- _AVAILABLE DATA_
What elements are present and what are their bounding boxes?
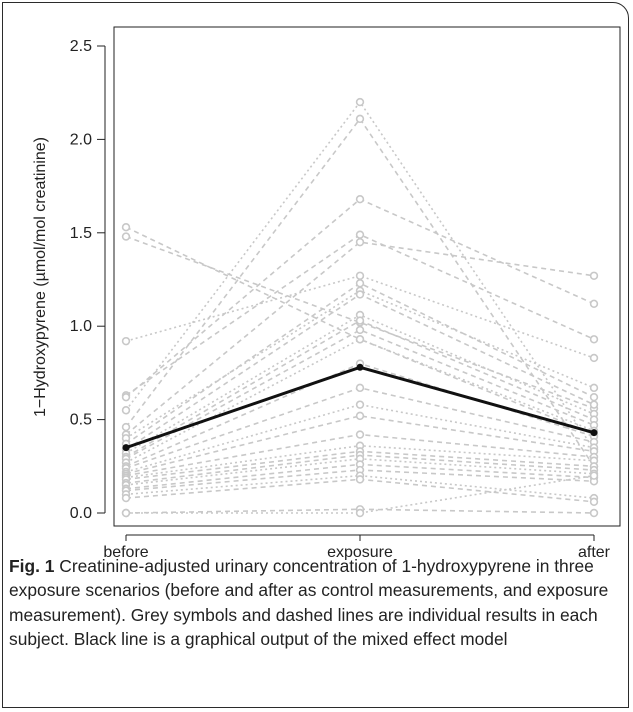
individual-line: [125, 117, 595, 467]
y-axis-title: 1−Hydroxypyrene (µmol/mol creatinine): [32, 137, 49, 417]
individual-line: [125, 474, 595, 499]
individual-point: [589, 400, 599, 409]
y-tick-label: 2.5: [70, 38, 92, 55]
y-tick-label: 1.5: [70, 225, 92, 242]
individual-point: [589, 353, 599, 363]
individual-line: [125, 415, 595, 475]
plot-area: [113, 26, 621, 527]
individual-point: [589, 471, 599, 480]
individual-point: [355, 508, 365, 518]
individual-point: [589, 299, 599, 308]
individual-series-group: [121, 97, 599, 518]
caption-text: Creatinine-adjusted urinary concentratio…: [9, 556, 609, 650]
individual-point: [355, 325, 365, 335]
individual-point: [355, 290, 365, 299]
x-tick-label: after: [578, 544, 611, 560]
individual-point: [121, 232, 131, 241]
individual-point: [355, 475, 365, 484]
individual-point: [589, 335, 599, 344]
individual-point: [355, 114, 365, 124]
individual-point: [355, 411, 365, 421]
individual-line: [125, 235, 595, 410]
individual-point: [121, 336, 131, 346]
individual-point: [355, 237, 365, 247]
y-tick-label: 2.0: [70, 131, 92, 148]
individual-line: [125, 403, 595, 473]
x-tick-label: before: [103, 544, 148, 560]
individual-point: [589, 383, 599, 393]
individual-line: [125, 329, 595, 460]
model-point: [122, 444, 130, 452]
individual-point: [355, 194, 365, 204]
line-chart: 0.0 0.5 1.0 1.5 2.0 2.5 before exposure after 1…: [32, 26, 621, 560]
model-series-group: [122, 363, 598, 452]
individual-point: [355, 271, 365, 280]
individual-point: [355, 430, 365, 439]
individual-line: [125, 274, 595, 359]
individual-point: [355, 316, 365, 325]
individual-point: [589, 497, 599, 506]
individual-point: [121, 493, 131, 503]
individual-point: [355, 97, 365, 107]
individual-line: [126, 474, 595, 514]
individual-point: [121, 422, 131, 432]
x-tick-label: exposure: [327, 544, 393, 560]
individual-point: [589, 271, 599, 280]
y-tick-label: 0.5: [70, 412, 92, 429]
individual-point: [355, 400, 365, 409]
y-tick-label: 1.0: [70, 318, 92, 335]
x-axis: before exposure after: [103, 534, 611, 560]
caption-label: Fig. 1: [9, 556, 55, 576]
individual-point: [355, 335, 365, 344]
individual-point: [121, 222, 131, 232]
model-point: [590, 429, 598, 437]
model-point: [356, 363, 364, 371]
individual-point: [589, 508, 599, 518]
individual-point: [355, 230, 365, 239]
individual-line: [125, 241, 595, 436]
y-axis: 0.0 0.5 1.0 1.5 2.0 2.5: [70, 38, 106, 522]
individual-point: [355, 279, 365, 288]
individual-point: [121, 392, 131, 402]
y-tick-label: 0.0: [70, 505, 92, 522]
individual-point: [121, 406, 131, 415]
figure-caption: Fig. 1 Creatinine-adjusted urinary conce…: [9, 554, 621, 652]
individual-point: [589, 392, 599, 402]
individual-point: [355, 383, 365, 393]
individual-point: [121, 508, 131, 518]
individual-line: [125, 226, 595, 436]
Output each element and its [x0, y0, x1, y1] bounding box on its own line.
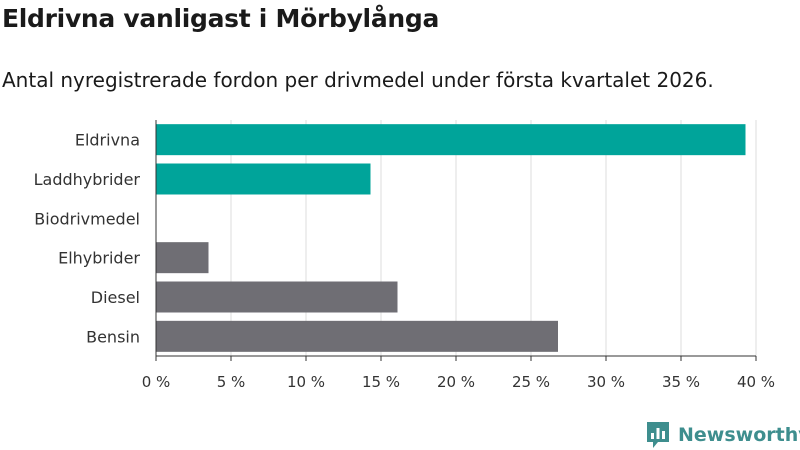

- _GIVEN INSTRUCTION_
Please reproduce the records above word for word, line by line, leaving out the pictures.

- _OUTPUT FOR THIS EXERCISE_
What elements are present and what are their bounding boxes?
individual-line: [125, 117, 595, 467]
y-axis-title: 1−Hydroxypyrene (µmol/mol creatinine): [32, 137, 49, 417]
individual-line: [125, 474, 595, 499]
individual-point: [589, 400, 599, 409]
y-tick-label: 2.5: [70, 38, 92, 55]
y-tick-label: 1.5: [70, 225, 92, 242]
individual-point: [589, 353, 599, 363]
individual-line: [125, 415, 595, 475]
plot-area: [113, 26, 621, 527]
individual-point: [589, 471, 599, 480]
individual-point: [355, 508, 365, 518]
individual-point: [589, 299, 599, 308]
individual-series-group: [121, 97, 599, 518]
caption-text: Creatinine-adjusted urinary concentratio…: [9, 556, 609, 650]
individual-point: [355, 325, 365, 335]
individual-point: [355, 290, 365, 299]
x-tick-label: after: [578, 544, 611, 560]
individual-point: [121, 232, 131, 241]
individual-point: [355, 475, 365, 484]
individual-point: [589, 335, 599, 344]
individual-point: [355, 114, 365, 124]
individual-point: [355, 411, 365, 421]
individual-line: [125, 235, 595, 410]
individual-point: [121, 336, 131, 346]
individual-point: [355, 237, 365, 247]
y-tick-label: 2.0: [70, 131, 92, 148]
individual-line: [125, 403, 595, 473]
x-tick-label: before: [103, 544, 148, 560]
individual-point: [589, 383, 599, 393]
individual-line: [125, 329, 595, 460]
model-point: [122, 444, 130, 452]
individual-point: [355, 194, 365, 204]
line-chart: 0.0 0.5 1.0 1.5 2.0 2.5 before exposure after 1…: [32, 26, 621, 560]
model-series-group: [122, 363, 598, 452]
individual-point: [355, 271, 365, 280]
individual-point: [355, 430, 365, 439]
individual-line: [125, 274, 595, 359]
individual-point: [355, 316, 365, 325]
individual-point: [589, 497, 599, 506]
individual-point: [121, 493, 131, 503]
individual-point: [355, 97, 365, 107]
individual-line: [126, 474, 595, 514]
individual-point: [121, 422, 131, 432]
x-tick-label: exposure: [327, 544, 393, 560]
individual-point: [589, 271, 599, 280]
y-tick-label: 0.5: [70, 412, 92, 429]
individual-point: [355, 400, 365, 409]
y-tick-label: 1.0: [70, 318, 92, 335]
x-axis: before exposure after: [103, 534, 611, 560]
caption-label: Fig. 1: [9, 556, 55, 576]
individual-point: [355, 335, 365, 344]
individual-point: [121, 222, 131, 232]
model-point: [590, 429, 598, 437]
model-point: [356, 363, 364, 371]
individual-point: [589, 508, 599, 518]
individual-point: [355, 230, 365, 239]
individual-line: [125, 241, 595, 436]
y-axis: 0.0 0.5 1.0 1.5 2.0 2.5: [70, 38, 106, 522]
individual-point: [355, 279, 365, 288]
individual-point: [121, 392, 131, 402]
y-tick-label: 0.0: [70, 505, 92, 522]
individual-point: [121, 406, 131, 415]
figure-caption: Fig. 1 Creatinine-adjusted urinary conce…: [9, 554, 621, 652]
individual-point: [589, 392, 599, 402]
individual-point: [355, 383, 365, 393]
individual-point: [121, 508, 131, 518]
individual-line: [125, 226, 595, 436]
Output each element and its [x0, y0, x1, y1] bounding box on its own line.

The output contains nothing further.